Filter the entries, keeping every line with the word "Dropped".

------ Stored data ------

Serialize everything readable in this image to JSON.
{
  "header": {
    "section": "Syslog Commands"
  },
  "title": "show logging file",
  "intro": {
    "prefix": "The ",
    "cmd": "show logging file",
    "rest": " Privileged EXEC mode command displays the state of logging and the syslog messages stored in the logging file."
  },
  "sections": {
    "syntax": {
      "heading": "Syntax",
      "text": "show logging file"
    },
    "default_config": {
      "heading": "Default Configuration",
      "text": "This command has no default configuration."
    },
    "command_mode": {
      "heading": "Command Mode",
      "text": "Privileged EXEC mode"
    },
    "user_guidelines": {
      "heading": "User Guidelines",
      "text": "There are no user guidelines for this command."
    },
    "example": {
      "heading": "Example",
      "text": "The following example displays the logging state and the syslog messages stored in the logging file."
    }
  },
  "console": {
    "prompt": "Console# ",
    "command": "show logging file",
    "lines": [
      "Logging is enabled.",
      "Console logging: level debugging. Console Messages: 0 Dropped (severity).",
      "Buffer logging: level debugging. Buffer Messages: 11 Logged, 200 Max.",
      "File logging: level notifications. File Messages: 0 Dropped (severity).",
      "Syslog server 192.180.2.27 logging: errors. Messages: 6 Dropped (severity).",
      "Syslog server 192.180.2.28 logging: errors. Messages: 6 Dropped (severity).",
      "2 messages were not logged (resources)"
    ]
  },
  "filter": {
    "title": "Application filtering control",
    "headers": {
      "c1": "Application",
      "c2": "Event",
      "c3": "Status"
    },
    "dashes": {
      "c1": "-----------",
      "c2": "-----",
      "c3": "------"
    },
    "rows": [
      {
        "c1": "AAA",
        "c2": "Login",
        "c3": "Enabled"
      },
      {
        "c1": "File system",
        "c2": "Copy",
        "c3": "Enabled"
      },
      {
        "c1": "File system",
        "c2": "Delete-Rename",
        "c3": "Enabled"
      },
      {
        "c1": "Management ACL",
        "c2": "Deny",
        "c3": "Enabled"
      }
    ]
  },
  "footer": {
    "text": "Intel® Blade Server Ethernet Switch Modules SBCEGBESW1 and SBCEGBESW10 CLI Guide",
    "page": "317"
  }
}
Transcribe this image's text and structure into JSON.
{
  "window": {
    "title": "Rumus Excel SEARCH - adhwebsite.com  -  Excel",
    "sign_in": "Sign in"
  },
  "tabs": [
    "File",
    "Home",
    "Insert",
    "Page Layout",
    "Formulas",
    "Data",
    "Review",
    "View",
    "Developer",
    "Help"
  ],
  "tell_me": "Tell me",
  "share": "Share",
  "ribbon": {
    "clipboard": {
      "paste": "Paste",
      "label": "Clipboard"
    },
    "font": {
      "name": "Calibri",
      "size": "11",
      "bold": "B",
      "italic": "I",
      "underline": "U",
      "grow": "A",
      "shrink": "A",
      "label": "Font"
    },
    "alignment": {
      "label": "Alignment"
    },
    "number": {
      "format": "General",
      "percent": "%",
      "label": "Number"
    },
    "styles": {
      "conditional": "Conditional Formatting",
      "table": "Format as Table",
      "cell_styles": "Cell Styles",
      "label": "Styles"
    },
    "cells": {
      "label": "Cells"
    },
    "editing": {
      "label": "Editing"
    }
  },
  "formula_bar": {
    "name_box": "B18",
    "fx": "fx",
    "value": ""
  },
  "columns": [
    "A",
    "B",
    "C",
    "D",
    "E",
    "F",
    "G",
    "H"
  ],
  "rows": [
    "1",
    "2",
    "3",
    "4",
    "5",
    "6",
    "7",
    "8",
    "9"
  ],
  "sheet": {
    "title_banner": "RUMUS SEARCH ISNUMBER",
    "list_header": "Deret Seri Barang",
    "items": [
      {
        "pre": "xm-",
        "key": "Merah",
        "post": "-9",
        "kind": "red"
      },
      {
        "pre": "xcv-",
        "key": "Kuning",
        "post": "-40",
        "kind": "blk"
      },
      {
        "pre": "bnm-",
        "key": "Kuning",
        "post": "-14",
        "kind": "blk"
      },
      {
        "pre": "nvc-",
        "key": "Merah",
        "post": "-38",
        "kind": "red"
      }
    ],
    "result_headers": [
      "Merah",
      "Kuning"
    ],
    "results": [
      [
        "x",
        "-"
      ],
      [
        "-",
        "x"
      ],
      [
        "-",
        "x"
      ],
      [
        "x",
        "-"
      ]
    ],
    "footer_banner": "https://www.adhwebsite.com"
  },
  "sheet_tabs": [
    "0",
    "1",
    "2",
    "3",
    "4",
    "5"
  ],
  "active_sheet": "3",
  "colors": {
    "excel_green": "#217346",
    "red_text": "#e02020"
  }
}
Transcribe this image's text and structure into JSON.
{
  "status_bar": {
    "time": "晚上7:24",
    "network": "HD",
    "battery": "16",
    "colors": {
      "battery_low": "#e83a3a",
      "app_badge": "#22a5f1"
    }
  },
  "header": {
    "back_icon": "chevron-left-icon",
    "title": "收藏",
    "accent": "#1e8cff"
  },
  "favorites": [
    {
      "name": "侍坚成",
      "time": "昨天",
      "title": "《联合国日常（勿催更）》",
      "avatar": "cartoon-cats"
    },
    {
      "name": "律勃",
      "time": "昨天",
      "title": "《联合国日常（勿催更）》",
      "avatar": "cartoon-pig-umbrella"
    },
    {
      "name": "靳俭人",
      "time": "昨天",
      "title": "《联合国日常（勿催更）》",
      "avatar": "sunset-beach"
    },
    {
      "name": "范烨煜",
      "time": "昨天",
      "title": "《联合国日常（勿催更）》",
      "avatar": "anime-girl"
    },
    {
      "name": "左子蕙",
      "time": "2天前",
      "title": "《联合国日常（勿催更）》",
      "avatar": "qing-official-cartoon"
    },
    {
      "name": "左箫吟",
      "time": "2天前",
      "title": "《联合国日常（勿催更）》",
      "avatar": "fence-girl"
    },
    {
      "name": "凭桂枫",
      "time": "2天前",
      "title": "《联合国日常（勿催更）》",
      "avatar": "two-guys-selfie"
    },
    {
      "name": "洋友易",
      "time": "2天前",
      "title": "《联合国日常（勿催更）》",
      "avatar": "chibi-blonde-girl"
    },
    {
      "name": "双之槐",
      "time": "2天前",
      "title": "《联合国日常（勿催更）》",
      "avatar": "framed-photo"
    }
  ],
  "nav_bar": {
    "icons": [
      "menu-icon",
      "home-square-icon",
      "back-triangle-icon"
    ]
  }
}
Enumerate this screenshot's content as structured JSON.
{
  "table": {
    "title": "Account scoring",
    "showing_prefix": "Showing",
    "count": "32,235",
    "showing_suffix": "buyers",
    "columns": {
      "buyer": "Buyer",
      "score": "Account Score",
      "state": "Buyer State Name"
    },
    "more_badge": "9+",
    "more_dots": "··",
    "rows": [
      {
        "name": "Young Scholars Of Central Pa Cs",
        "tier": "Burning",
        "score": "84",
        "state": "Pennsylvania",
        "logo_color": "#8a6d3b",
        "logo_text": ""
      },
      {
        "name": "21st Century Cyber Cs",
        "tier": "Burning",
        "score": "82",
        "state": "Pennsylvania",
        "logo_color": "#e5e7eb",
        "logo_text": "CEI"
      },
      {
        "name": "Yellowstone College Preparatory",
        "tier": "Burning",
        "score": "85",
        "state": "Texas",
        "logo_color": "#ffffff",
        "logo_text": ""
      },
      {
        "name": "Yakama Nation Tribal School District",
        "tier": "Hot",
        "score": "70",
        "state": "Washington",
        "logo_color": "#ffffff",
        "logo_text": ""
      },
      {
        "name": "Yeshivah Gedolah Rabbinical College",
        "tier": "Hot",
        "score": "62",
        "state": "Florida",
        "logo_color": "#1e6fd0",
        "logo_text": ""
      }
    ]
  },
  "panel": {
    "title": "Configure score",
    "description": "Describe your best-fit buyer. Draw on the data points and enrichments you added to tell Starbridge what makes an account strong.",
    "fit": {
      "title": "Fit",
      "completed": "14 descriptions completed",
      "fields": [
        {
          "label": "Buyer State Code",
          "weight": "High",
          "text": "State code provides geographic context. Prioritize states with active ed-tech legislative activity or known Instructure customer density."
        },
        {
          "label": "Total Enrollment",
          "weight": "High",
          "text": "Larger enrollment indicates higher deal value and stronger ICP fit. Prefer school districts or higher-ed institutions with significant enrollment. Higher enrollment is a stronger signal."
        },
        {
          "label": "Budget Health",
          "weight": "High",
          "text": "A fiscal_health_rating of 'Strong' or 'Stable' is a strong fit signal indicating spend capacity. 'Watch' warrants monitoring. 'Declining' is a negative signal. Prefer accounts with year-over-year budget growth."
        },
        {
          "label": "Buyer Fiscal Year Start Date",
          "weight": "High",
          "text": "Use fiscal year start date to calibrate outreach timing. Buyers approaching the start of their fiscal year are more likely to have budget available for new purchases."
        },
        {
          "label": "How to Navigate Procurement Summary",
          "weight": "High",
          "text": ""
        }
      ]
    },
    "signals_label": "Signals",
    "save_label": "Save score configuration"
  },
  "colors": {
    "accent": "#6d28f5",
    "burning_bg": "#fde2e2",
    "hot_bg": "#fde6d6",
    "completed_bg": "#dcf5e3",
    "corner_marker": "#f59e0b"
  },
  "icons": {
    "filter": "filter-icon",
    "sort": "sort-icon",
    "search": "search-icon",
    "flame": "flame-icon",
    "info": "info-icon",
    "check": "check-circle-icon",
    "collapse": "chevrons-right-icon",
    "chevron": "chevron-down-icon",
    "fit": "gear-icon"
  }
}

------

Written answer.
      "Console logging: level debugging. Console Messages: 0 Dropped (severity).",
      "File logging: level notifications. File Messages: 0 Dropped (severity).",
      "Syslog server 192.180.2.27 logging: errors. Messages: 6 Dropped (severity).",
      "Syslog server 192.180.2.28 logging: errors. Messages: 6 Dropped (severity).",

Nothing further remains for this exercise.